*Supplied material:*
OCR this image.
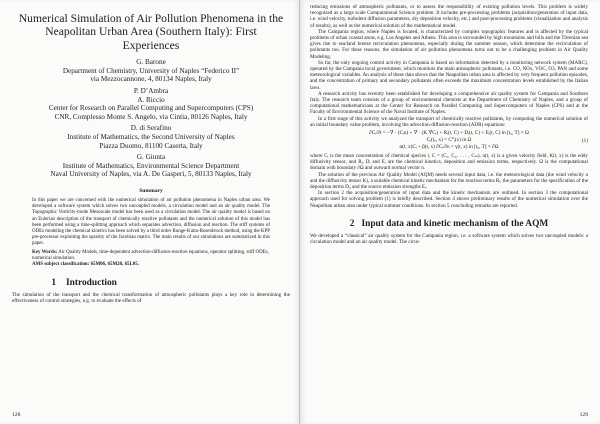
Numerical Simulation of Air Pollution Phenomena in the Neapolitan Urban Area (Southern Italy): First Experiences
G. Barone
Department of Chemistry, University of Naples “Federico II”
via Mezzocannone, 4, 80134 Naples, Italy
P. D’Ambra
A. Riccio
Center for Research on Parallel Computing and Supercomputers (CPS)
CNR, Complesso Monte S. Angelo, via Cintia, 80126 Naples, Italy
D. di Serafino
Institute of Mathematics, the Second University of Naples
Piazza Duomo, 81100 Caserta, Italy
G. Giunta
Institute of Mathematics, Environmental Science Department
Naval University of Naples, via A. De Gasperi, 5, 80133 Naples, Italy
Summary
In this paper we are concerned with the numerical simulation of air pollution phenomena in Naples urban area. We developed a software system which solves two uncoupled models, a circulation model and an air quality model. The Topographic Vorticity-mode Mesoscale model has been used as a circulation model. The air quality model is based on an Eulerian description of the transport of chemically reactive pollutants and the numerical solution of this model has been performed using a time-splitting approach which separates advection, diffusion and reaction. The stiff systems of ODEs modeling the chemical kinetics has been solved by a third order Runge-Kutta-Rosenbrock method, using the KPP pre-processor exploiting the sparsity of the Jacobian matrix. The main results of our simulations are summarized in this paper.
Key Words: Air Quality Models, time-dependent advection-diffusion-reaction equations, operator splitting, stiff ODEs, numerical simulation.
AMS subject classification: 65M06, 65M20, 65L05.
1 Introduction
The simulation of the transport and the chemical transformation of atmospheric pollutants plays a key role in determining the effectiveness of control strategies, e.g. to evaluate the effects of
128
reducing emissions of atmospheric pollutants, or to assess the responsibility of existing pollution levels. This problem is widely recognized as a large scale Computational Science problem. It includes pre-processing problems (acquisition/generation of input data, i.e. wind velocity, turbulent diffusion parameters, dry deposition velocity, etc.) and post-processing problems (visualization and analysis of results), as well as the numerical solution of the mathematical model.
The Campania region, where Naples is located, is characterized by complex topographic features and is affected by the typical problems of urban coastal areas, e.g. Los Angeles and Athens. This area is surrounded by high mountains and hills and the Tirrenian sea gives rise to sea/land breeze recirculation phenomena, especially during the summer season, which determine the recirculation of pollutants too. For these reasons, the simulation of air pollution phenomena turns out to be a challenging problem in Air Quality Modeling.
So far, the only ongoing control activity in Campania is based on information detected by a monitoring network system (MARC), operated by the Campania local government, which monitors the main atmospheric pollutants, i.e. CO, NOx, VOC, O3, PAN and some meteorological variables. An analysis of these data shows that the Neapolitan urban area is affected by very frequent pollution episodes, and the concentration of primary and secondary pollutants often exceeds the maximum concentration levels established by the Italian laws.
A research activity has recently been established for developing a comprehensive air quality system for Campania and Southern Italy. The research team consists of a group of environmental chemists at the Department of Chemistry of Naples, and a group of computational mathematicians at the Center for Research on Parallel Computing and Supercomputers of Naples (CPS) and at the Faculty of Environmental Science of the Naval Institute of Naples.
In a first stage of this activity we analyzed the transport of chemically reactive pollutants, by computing the numerical solution of an initial boundary value problem, involving the advection-diffusion-reaction (ADR) equations:
∂Cᵢ/∂t = −∇ · (Cᵢu) + ∇ · (K ∇Cᵢ) + Rᵢ(t, C) + Dᵢ(t, C) + Eᵢ(t, C) in [t₀, T] × Ω
Cᵢ(t₀, x) = C⁰ᵢ(x) in Ω
α(t, x)Cᵢ + β(t, x) ∂Cᵢ/∂n = γ(t, x) in [t₀, T] × ∂Ω
(1)
where Cᵢ is the mean concentration of chemical species i, C = (C₁, C₂, . . . , Cₘ), u(t, x) is a given velocity field, K(t, x) is the eddy diffusivity tensor, and Rᵢ, Dᵢ and Eᵢ are the chemical kinetics, deposition and emission terms, respectively. Ω is the computational domain with boundary ∂Ω and outward normal vector n.
The solution of the previous Air Quality Model (AQM) needs several input data, i.e. the meteorological data (the wind velocity u and the diffusivity tensor K), a suitable chemical kinetic mechanism for the reaction terms Rᵢ, the parameters for the specification of the deposition terms Dᵢ, and the source emission strengths Eᵢ.
In section 2 the acquisition/generation of input data and the kinetic mechanism are outlined. In section 3 the computational approach used for solving problem (1) is briefly described. Section 4 shows preliminary results of the numerical simulation over the Neapolitan urban area under typical summer conditions. In section 5 concluding remarks are reported.
2 Input data and kinetic mechanism of the AQM
We developed a “classical” air quality system for the Campania region, i.e. a software system which solves two uncoupled models: a circulation model and an air quality model. The circu-
129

*Exercise:*
All records must be output exactly as they are, except for the pictures, which are left out.

*Completed task:*
OCR this image.
Numerical Simulation of Air Pollution Phenomena in the Neapolitan Urban Area (Southern Italy): First Experiences
G. Barone
Department of Chemistry, University of Naples “Federico II”
via Mezzocannone, 4, 80134 Naples, Italy
P. D’Ambra
A. Riccio
Center for Research on Parallel Computing and Supercomputers (CPS)
CNR, Complesso Monte S. Angelo, via Cintia, 80126 Naples, Italy
D. di Serafino
Institute of Mathematics, the Second University of Naples
Piazza Duomo, 81100 Caserta, Italy
G. Giunta
Institute of Mathematics, Environmental Science Department
Naval University of Naples, via A. De Gasperi, 5, 80133 Naples, Italy
Summary
In this paper we are concerned with the numerical simulation of air pollution phenomena in Naples urban area. We developed a software system which solves two uncoupled models, a circulation model and an air quality model. The Topographic Vorticity-mode Mesoscale model has been used as a circulation model. The air quality model is based on an Eulerian description of the transport of chemically reactive pollutants and the numerical solution of this model has been performed using a time-splitting approach which separates advection, diffusion and reaction. The stiff systems of ODEs modeling the chemical kinetics has been solved by a third order Runge-Kutta-Rosenbrock method, using the KPP pre-processor exploiting the sparsity of the Jacobian matrix. The main results of our simulations are summarized in this paper.
Key Words: Air Quality Models, time-dependent advection-diffusion-reaction equations, operator splitting, stiff ODEs, numerical simulation.
AMS subject classification: 65M06, 65M20, 65L05.
1 Introduction
The simulation of the transport and the chemical transformation of atmospheric pollutants plays a key role in determining the effectiveness of control strategies, e.g. to evaluate the effects of
128
reducing emissions of atmospheric pollutants, or to assess the responsibility of existing pollution levels. This problem is widely recognized as a large scale Computational Science problem. It includes pre-processing problems (acquisition/generation of input data, i.e. wind velocity, turbulent diffusion parameters, dry deposition velocity, etc.) and post-processing problems (visualization and analysis of results), as well as the numerical solution of the mathematical model.
The Campania region, where Naples is located, is characterized by complex topographic features and is affected by the typical problems of urban coastal areas, e.g. Los Angeles and Athens. This area is surrounded by high mountains and hills and the Tirrenian sea gives rise to sea/land breeze recirculation phenomena, especially during the summer season, which determine the recirculation of pollutants too. For these reasons, the simulation of air pollution phenomena turns out to be a challenging problem in Air Quality Modeling.
So far, the only ongoing control activity in Campania is based on information detected by a monitoring network system (MARC), operated by the Campania local government, which monitors the main atmospheric pollutants, i.e. CO, NOx, VOC, O3, PAN and some meteorological variables. An analysis of these data shows that the Neapolitan urban area is affected by very frequent pollution episodes, and the concentration of primary and secondary pollutants often exceeds the maximum concentration levels established by the Italian laws.
A research activity has recently been established for developing a comprehensive air quality system for Campania and Southern Italy. The research team consists of a group of environmental chemists at the Department of Chemistry of Naples, and a group of computational mathematicians at the Center for Research on Parallel Computing and Supercomputers of Naples (CPS) and at the Faculty of Environmental Science of the Naval Institute of Naples.
In a first stage of this activity we analyzed the transport of chemically reactive pollutants, by computing the numerical solution of an initial boundary value problem, involving the advection-diffusion-reaction (ADR) equations:
∂Cᵢ/∂t = −∇ · (Cᵢu) + ∇ · (K ∇Cᵢ) + Rᵢ(t, C) + Dᵢ(t, C) + Eᵢ(t, C) in [t₀, T] × Ω
Cᵢ(t₀, x) = C⁰ᵢ(x) in Ω
α(t, x)Cᵢ + β(t, x) ∂Cᵢ/∂n = γ(t, x) in [t₀, T] × ∂Ω
(1)
where Cᵢ is the mean concentration of chemical species i, C = (C₁, C₂, . . . , Cₘ), u(t, x) is a given velocity field, K(t, x) is the eddy diffusivity tensor, and Rᵢ, Dᵢ and Eᵢ are the chemical kinetics, deposition and emission terms, respectively. Ω is the computational domain with boundary ∂Ω and outward normal vector n.
The solution of the previous Air Quality Model (AQM) needs several input data, i.e. the meteorological data (the wind velocity u and the diffusivity tensor K), a suitable chemical kinetic mechanism for the reaction terms Rᵢ, the parameters for the specification of the deposition terms Dᵢ, and the source emission strengths Eᵢ.
In section 2 the acquisition/generation of input data and the kinetic mechanism are outlined. In section 3 the computational approach used for solving problem (1) is briefly described. Section 4 shows preliminary results of the numerical simulation over the Neapolitan urban area under typical summer conditions. In section 5 concluding remarks are reported.
2 Input data and kinetic mechanism of the AQM
We developed a “classical” air quality system for the Campania region, i.e. a software system which solves two uncoupled models: a circulation model and an air quality model. The circu-
129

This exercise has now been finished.